__MATERIALS PROVIDED__

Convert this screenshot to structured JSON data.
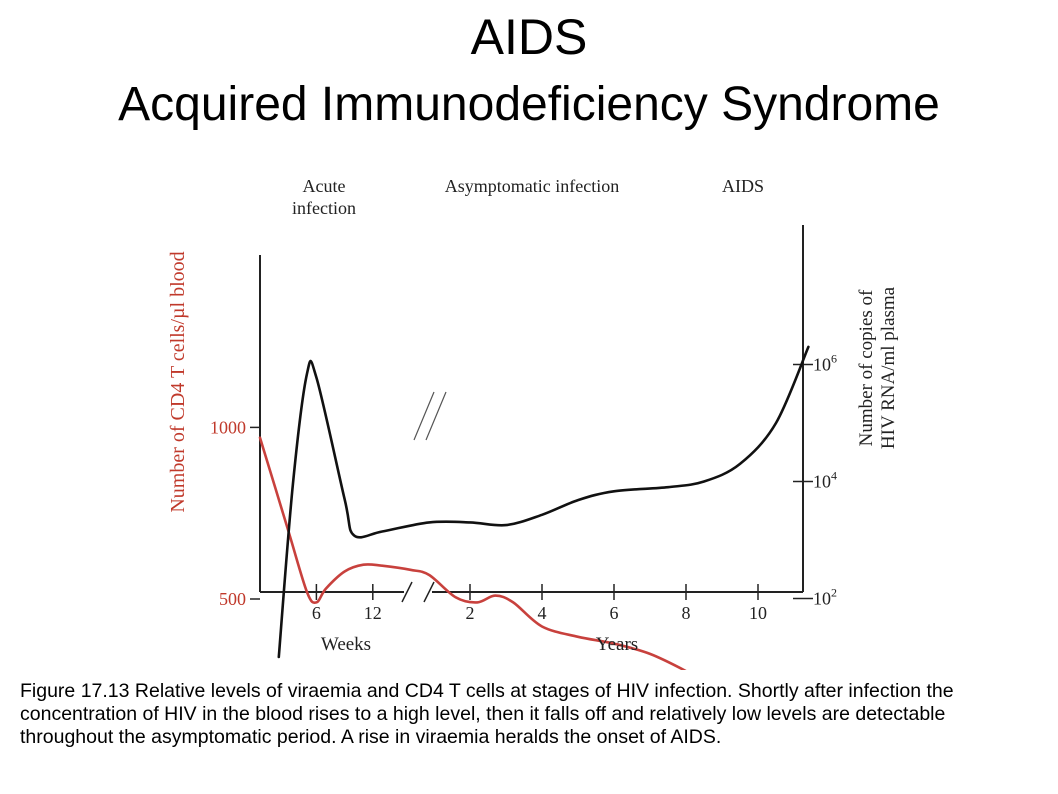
{
  "slide": {
    "title": "AIDS",
    "subtitle": "Acquired Immunodeficiency Syndrome",
    "caption": "Figure 17.13 Relative levels of viraemia and CD4 T cells at stages of HIV infection. Shortly after infection the concentration of HIV in the blood rises to a high level, then it falls off and relatively low levels are detectable throughout the asymptomatic period. A rise in viraemia heralds the onset of AIDS."
  },
  "chart_data": {
    "type": "line",
    "stages": [
      "Acute infection",
      "Asymptomatic infection",
      "AIDS"
    ],
    "stage_lines": [
      [
        "Acute",
        "infection"
      ],
      [
        "Asymptomatic infection"
      ],
      [
        "AIDS"
      ]
    ],
    "x_axis": {
      "weeks_label": "Weeks",
      "years_label": "Years",
      "weeks_ticks": [
        6,
        12
      ],
      "years_ticks": [
        2,
        4,
        6,
        8,
        10
      ],
      "break": "between 12 weeks and 2 years"
    },
    "y_left": {
      "label": "Number of CD4 T cells/µl blood",
      "ticks": [
        500,
        1000
      ],
      "color": "#c0392b"
    },
    "y_right": {
      "label_lines": [
        "Number of copies of",
        "HIV RNA/ml plasma"
      ],
      "ticks": [
        {
          "base": "10",
          "exp": "2",
          "value": 100
        },
        {
          "base": "10",
          "exp": "4",
          "value": 10000
        },
        {
          "base": "10",
          "exp": "6",
          "value": 1000000
        }
      ],
      "scale": "log",
      "color": "#000000"
    },
    "series": [
      {
        "name": "CD4 T cells",
        "color": "#c8413d",
        "axis": "left",
        "points": [
          [
            "week",
            0,
            970
          ],
          [
            "week",
            3,
            700
          ],
          [
            "week",
            5,
            520
          ],
          [
            "week",
            6,
            490
          ],
          [
            "week",
            7,
            530
          ],
          [
            "week",
            9,
            580
          ],
          [
            "week",
            11,
            600
          ],
          [
            "week",
            13,
            597
          ],
          [
            "week",
            16,
            585
          ],
          [
            "week",
            18,
            570
          ],
          [
            "year",
            1.6,
            505
          ],
          [
            "year",
            2.2,
            490
          ],
          [
            "year",
            2.7,
            510
          ],
          [
            "year",
            3.2,
            490
          ],
          [
            "year",
            4,
            420
          ],
          [
            "year",
            5,
            390
          ],
          [
            "year",
            6,
            370
          ],
          [
            "year",
            7,
            340
          ],
          [
            "year",
            8,
            290
          ],
          [
            "year",
            9,
            230
          ],
          [
            "year",
            10,
            160
          ],
          [
            "year",
            11,
            95
          ]
        ]
      },
      {
        "name": "HIV RNA",
        "color": "#111111",
        "axis": "right",
        "points": [
          [
            "week",
            2,
            10
          ],
          [
            "week",
            3.5,
            9000
          ],
          [
            "week",
            5,
            700000
          ],
          [
            "week",
            6,
            600000
          ],
          [
            "week",
            9,
            5000
          ],
          [
            "week",
            10,
            1200
          ],
          [
            "week",
            13,
            1400
          ],
          [
            "week",
            18,
            2000
          ],
          [
            "year",
            2,
            2000
          ],
          [
            "year",
            3,
            1800
          ],
          [
            "year",
            4,
            2700
          ],
          [
            "year",
            5,
            4800
          ],
          [
            "year",
            6,
            6800
          ],
          [
            "year",
            7.5,
            8000
          ],
          [
            "year",
            8.5,
            10000
          ],
          [
            "year",
            9.5,
            20000
          ],
          [
            "year",
            10.5,
            100000
          ],
          [
            "year",
            11.4,
            2000000
          ]
        ]
      }
    ]
  }
}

__TASK STATEMENT__
The answer should be the full material above, printed exactly, with no pictures in it.

__YOUR SOLUTION__
Convert this screenshot to structured JSON data.
{
  "slide": {
    "title": "AIDS",
    "subtitle": "Acquired Immunodeficiency Syndrome",
    "caption": "Figure 17.13 Relative levels of viraemia and CD4 T cells at stages of HIV infection. Shortly after infection the concentration of HIV in the blood rises to a high level, then it falls off and relatively low levels are detectable throughout the asymptomatic period. A rise in viraemia heralds the onset of AIDS."
  },
  "chart_data": {
    "type": "line",
    "stages": [
      "Acute infection",
      "Asymptomatic infection",
      "AIDS"
    ],
    "stage_lines": [
      [
        "Acute",
        "infection"
      ],
      [
        "Asymptomatic infection"
      ],
      [
        "AIDS"
      ]
    ],
    "x_axis": {
      "weeks_label": "Weeks",
      "years_label": "Years",
      "weeks_ticks": [
        6,
        12
      ],
      "years_ticks": [
        2,
        4,
        6,
        8,
        10
      ],
      "break": "between 12 weeks and 2 years"
    },
    "y_left": {
      "label": "Number of CD4 T cells/µl blood",
      "ticks": [
        500,
        1000
      ],
      "color": "#c0392b"
    },
    "y_right": {
      "label_lines": [
        "Number of copies of",
        "HIV RNA/ml plasma"
      ],
      "ticks": [
        {
          "base": "10",
          "exp": "2",
          "value": 100
        },
        {
          "base": "10",
          "exp": "4",
          "value": 10000
        },
        {
          "base": "10",
          "exp": "6",
          "value": 1000000
        }
      ],
      "scale": "log",
      "color": "#000000"
    },
    "series": [
      {
        "name": "CD4 T cells",
        "color": "#c8413d",
        "axis": "left",
        "points": [
          [
            "week",
            0,
            970
          ],
          [
            "week",
            3,
            700
          ],
          [
            "week",
            5,
            520
          ],
          [
            "week",
            6,
            490
          ],
          [
            "week",
            7,
            530
          ],
          [
            "week",
            9,
            580
          ],
          [
            "week",
            11,
            600
          ],
          [
            "week",
            13,
            597
          ],
          [
            "week",
            16,
            585
          ],
          [
            "week",
            18,
            570
          ],
          [
            "year",
            1.6,
            505
          ],
          [
            "year",
            2.2,
            490
          ],
          [
            "year",
            2.7,
            510
          ],
          [
            "year",
            3.2,
            490
          ],
          [
            "year",
            4,
            420
          ],
          [
            "year",
            5,
            390
          ],
          [
            "year",
            6,
            370
          ],
          [
            "year",
            7,
            340
          ],
          [
            "year",
            8,
            290
          ],
          [
            "year",
            9,
            230
          ],
          [
            "year",
            10,
            160
          ],
          [
            "year",
            11,
            95
          ]
        ]
      },
      {
        "name": "HIV RNA",
        "color": "#111111",
        "axis": "right",
        "points": [
          [
            "week",
            2,
            10
          ],
          [
            "week",
            3.5,
            9000
          ],
          [
            "week",
            5,
            700000
          ],
          [
            "week",
            6,
            600000
          ],
          [
            "week",
            9,
            5000
          ],
          [
            "week",
            10,
            1200
          ],
          [
            "week",
            13,
            1400
          ],
          [
            "week",
            18,
            2000
          ],
          [
            "year",
            2,
            2000
          ],
          [
            "year",
            3,
            1800
          ],
          [
            "year",
            4,
            2700
          ],
          [
            "year",
            5,
            4800
          ],
          [
            "year",
            6,
            6800
          ],
          [
            "year",
            7.5,
            8000
          ],
          [
            "year",
            8.5,
            10000
          ],
          [
            "year",
            9.5,
            20000
          ],
          [
            "year",
            10.5,
            100000
          ],
          [
            "year",
            11.4,
            2000000
          ]
        ]
      }
    ]
  }
}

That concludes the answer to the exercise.